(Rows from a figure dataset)
"""
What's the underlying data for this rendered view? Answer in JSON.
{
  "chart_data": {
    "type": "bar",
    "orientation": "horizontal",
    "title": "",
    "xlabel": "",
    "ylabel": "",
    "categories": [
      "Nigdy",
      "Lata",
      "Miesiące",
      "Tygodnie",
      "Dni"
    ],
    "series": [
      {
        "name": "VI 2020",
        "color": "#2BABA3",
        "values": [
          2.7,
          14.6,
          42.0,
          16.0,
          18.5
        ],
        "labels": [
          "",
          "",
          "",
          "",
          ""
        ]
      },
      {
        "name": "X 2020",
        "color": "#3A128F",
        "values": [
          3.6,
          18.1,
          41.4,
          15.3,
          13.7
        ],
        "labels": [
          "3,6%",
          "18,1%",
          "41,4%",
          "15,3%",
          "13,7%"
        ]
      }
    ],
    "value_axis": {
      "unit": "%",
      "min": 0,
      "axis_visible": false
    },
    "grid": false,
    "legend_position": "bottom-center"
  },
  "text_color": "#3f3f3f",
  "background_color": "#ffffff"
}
"""
"""
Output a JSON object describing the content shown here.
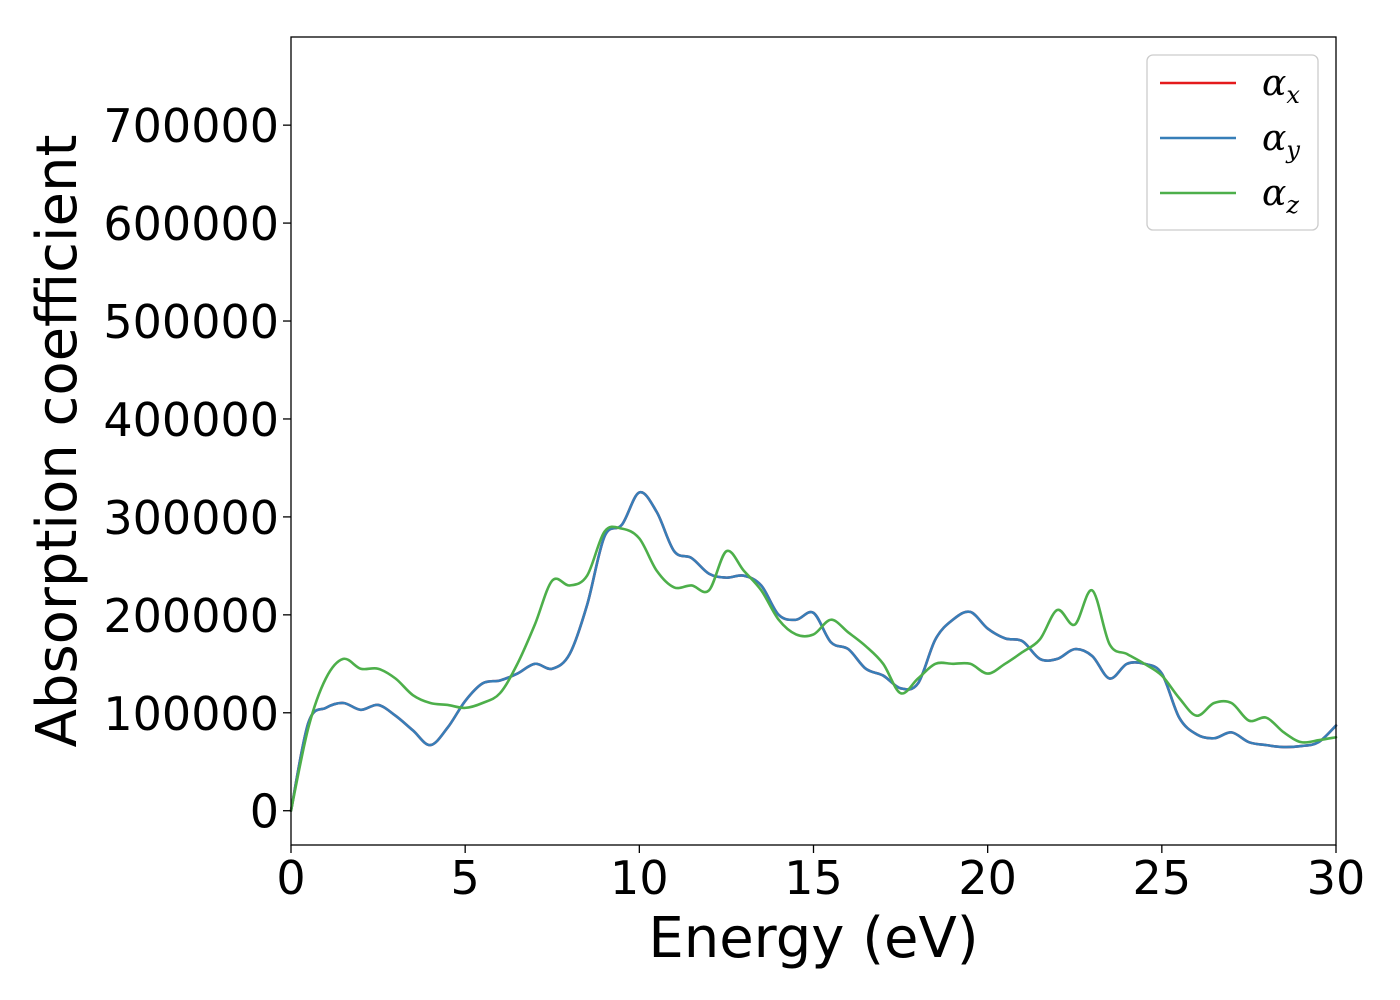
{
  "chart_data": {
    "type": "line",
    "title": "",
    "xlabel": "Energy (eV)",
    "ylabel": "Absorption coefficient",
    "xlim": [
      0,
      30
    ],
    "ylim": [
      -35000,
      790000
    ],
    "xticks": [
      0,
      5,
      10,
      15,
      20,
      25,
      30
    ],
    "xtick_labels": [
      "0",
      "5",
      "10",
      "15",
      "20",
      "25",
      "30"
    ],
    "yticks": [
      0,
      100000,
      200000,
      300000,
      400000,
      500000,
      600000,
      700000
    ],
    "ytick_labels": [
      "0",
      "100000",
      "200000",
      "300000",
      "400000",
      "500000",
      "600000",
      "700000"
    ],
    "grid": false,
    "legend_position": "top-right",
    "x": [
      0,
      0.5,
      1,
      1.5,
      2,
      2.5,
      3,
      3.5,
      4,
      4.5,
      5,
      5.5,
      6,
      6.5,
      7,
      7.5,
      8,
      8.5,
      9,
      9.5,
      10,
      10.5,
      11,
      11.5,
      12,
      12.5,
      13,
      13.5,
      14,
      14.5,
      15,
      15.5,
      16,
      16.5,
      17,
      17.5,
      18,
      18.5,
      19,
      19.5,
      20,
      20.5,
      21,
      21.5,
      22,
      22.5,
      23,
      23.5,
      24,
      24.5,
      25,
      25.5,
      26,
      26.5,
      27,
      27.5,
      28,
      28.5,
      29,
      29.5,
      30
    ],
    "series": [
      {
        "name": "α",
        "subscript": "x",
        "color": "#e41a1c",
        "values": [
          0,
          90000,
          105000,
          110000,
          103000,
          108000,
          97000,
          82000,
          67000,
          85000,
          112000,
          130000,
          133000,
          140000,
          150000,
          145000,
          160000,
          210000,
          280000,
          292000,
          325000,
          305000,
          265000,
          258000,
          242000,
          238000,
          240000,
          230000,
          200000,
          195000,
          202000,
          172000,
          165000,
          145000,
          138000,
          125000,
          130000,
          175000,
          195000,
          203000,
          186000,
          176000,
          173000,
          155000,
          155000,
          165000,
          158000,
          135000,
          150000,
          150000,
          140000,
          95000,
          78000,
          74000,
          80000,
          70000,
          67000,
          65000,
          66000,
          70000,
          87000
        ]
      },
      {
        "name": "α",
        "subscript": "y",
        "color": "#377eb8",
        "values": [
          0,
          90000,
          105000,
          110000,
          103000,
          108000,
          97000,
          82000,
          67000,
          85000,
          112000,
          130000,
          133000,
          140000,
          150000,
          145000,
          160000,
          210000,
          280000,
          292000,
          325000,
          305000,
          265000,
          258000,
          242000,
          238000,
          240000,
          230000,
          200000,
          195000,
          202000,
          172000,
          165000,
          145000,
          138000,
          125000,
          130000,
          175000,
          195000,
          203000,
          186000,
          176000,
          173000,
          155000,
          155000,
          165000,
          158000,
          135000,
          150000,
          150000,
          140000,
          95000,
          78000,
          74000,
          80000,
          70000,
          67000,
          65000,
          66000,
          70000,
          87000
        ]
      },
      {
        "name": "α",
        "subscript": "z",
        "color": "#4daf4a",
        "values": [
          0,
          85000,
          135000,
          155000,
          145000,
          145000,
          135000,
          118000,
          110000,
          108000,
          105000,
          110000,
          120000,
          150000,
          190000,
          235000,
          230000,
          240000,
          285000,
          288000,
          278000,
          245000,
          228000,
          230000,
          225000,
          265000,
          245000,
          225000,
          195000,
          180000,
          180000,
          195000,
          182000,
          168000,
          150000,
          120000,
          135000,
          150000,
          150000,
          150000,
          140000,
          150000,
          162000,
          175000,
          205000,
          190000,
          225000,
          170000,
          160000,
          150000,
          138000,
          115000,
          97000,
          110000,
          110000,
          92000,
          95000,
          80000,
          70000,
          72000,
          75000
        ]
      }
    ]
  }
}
"""
"""
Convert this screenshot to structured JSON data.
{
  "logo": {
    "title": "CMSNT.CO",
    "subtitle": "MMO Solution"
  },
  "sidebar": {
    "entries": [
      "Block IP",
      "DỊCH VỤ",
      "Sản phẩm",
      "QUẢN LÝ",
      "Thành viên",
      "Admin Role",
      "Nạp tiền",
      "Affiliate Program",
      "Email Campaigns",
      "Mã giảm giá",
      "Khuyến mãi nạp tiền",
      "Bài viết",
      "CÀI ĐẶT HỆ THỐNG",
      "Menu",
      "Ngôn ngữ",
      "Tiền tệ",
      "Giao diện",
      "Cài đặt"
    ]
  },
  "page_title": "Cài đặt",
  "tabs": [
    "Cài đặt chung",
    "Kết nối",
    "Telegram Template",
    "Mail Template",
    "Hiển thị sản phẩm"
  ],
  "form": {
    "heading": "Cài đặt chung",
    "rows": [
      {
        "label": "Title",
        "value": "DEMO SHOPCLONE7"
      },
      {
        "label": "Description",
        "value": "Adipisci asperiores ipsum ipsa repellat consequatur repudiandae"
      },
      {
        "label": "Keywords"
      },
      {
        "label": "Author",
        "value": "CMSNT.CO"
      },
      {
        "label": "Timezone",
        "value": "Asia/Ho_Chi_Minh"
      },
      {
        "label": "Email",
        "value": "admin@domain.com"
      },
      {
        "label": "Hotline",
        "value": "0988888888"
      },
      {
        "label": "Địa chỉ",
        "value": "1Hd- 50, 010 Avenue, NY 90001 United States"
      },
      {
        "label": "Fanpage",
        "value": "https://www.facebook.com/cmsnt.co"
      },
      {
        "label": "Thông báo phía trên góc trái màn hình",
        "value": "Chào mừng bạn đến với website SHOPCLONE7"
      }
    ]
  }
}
"""
Instructions for the task:
Copy out each line of the data where the string "ylabel" appears.

Answer for the task:
    "ylabel": "",
    "ylabel": "Absorption coefficient",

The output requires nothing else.